[start of MATERIAL SHOWN]
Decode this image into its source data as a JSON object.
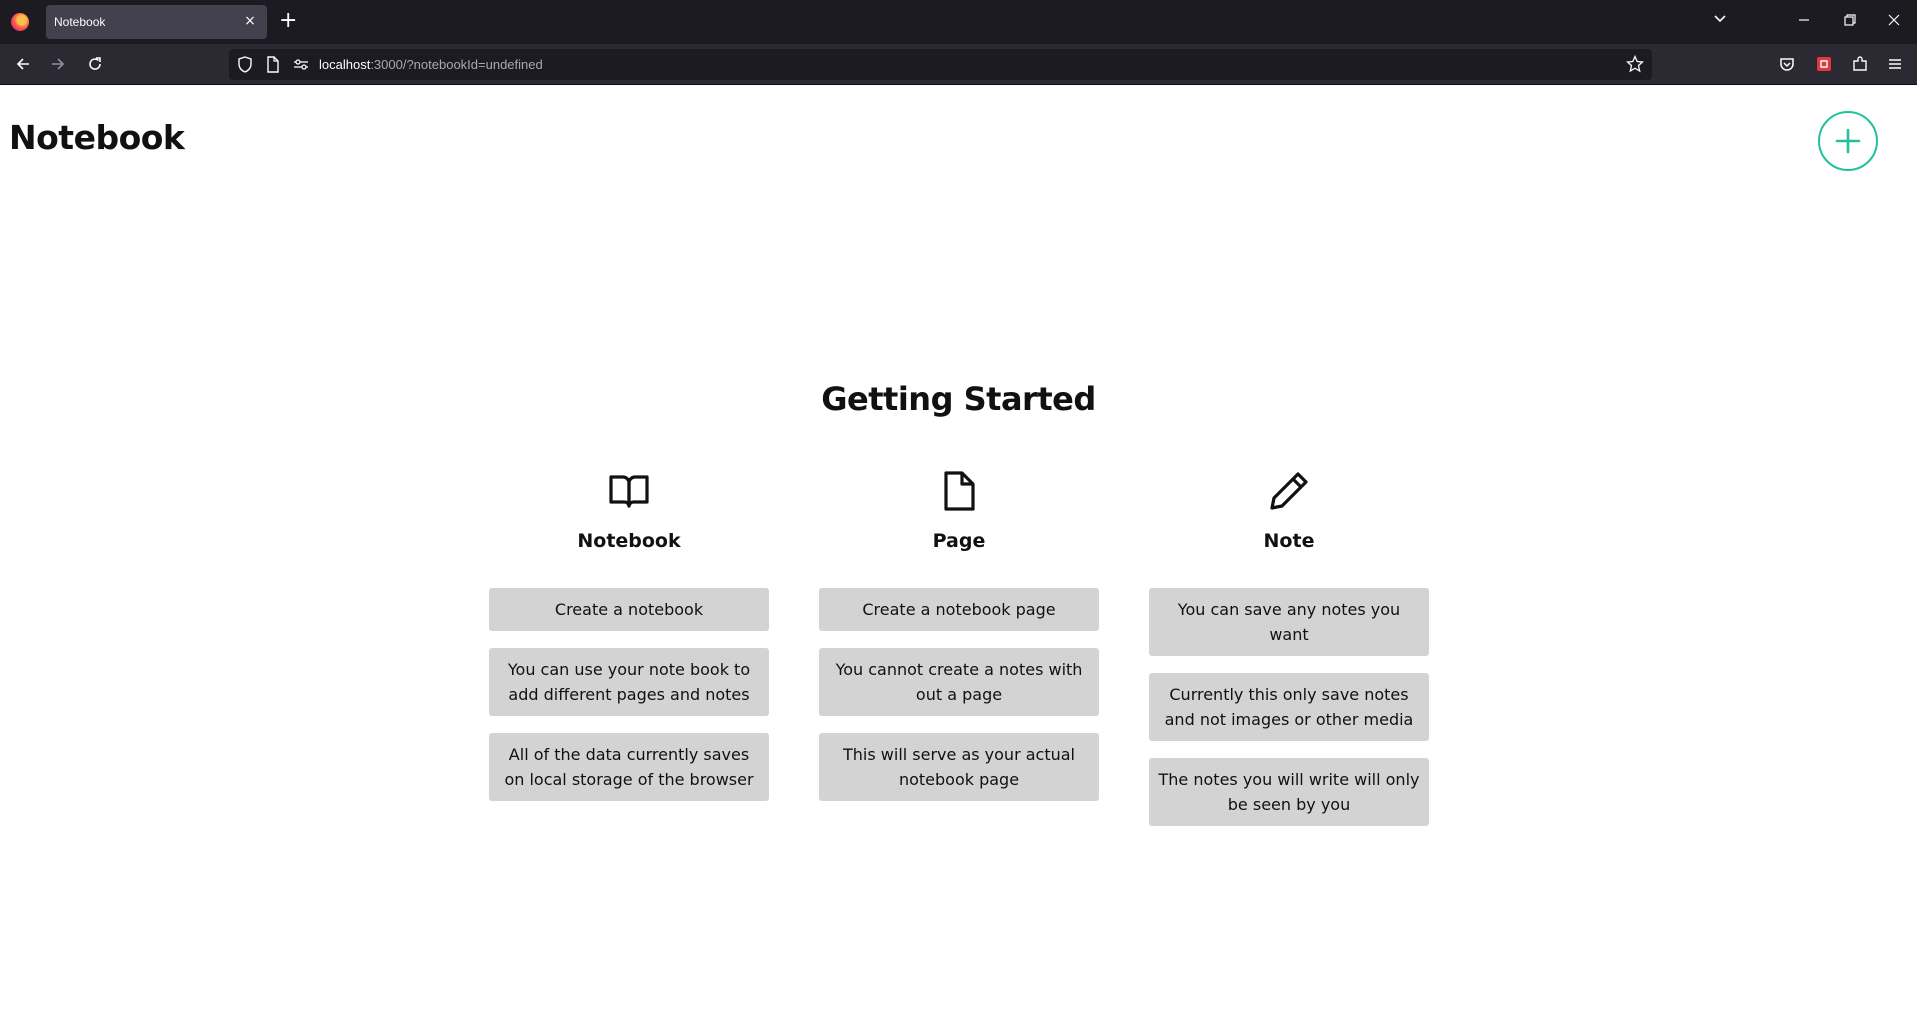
{
  "browser": {
    "tab_title": "Notebook",
    "tab_close": "×",
    "new_tab": "+",
    "url_host": "localhost",
    "url_rest": ":3000/?notebookId=undefined"
  },
  "header": {
    "title": "Notebook"
  },
  "getting_started": {
    "title": "Getting Started",
    "columns": [
      {
        "icon": "book-open-icon",
        "heading": "Notebook",
        "cards": [
          "Create a notebook",
          "You can use your note book to add different pages and notes",
          "All of the data currently saves on local storage of the browser"
        ]
      },
      {
        "icon": "file-icon",
        "heading": "Page",
        "cards": [
          "Create a notebook page",
          "You cannot create a notes with out a page",
          "This will serve as your actual notebook page"
        ]
      },
      {
        "icon": "pencil-icon",
        "heading": "Note",
        "cards": [
          "You can save any notes you want",
          "Currently this only save notes and not images or other media",
          "The notes you will write will only be seen by you"
        ]
      }
    ]
  },
  "colors": {
    "accent": "#21c29b",
    "card_bg": "#d3d3d3",
    "chrome_bg": "#1c1b22"
  }
}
[end of MATERIAL SHOWN]
→ REQUIREMENT
Search the records for the word "data", then list every line that has it.

→ TASK RESULT
Decode this image into its source data as a JSON object.
          "All of the data currently saves on local storage of the browser"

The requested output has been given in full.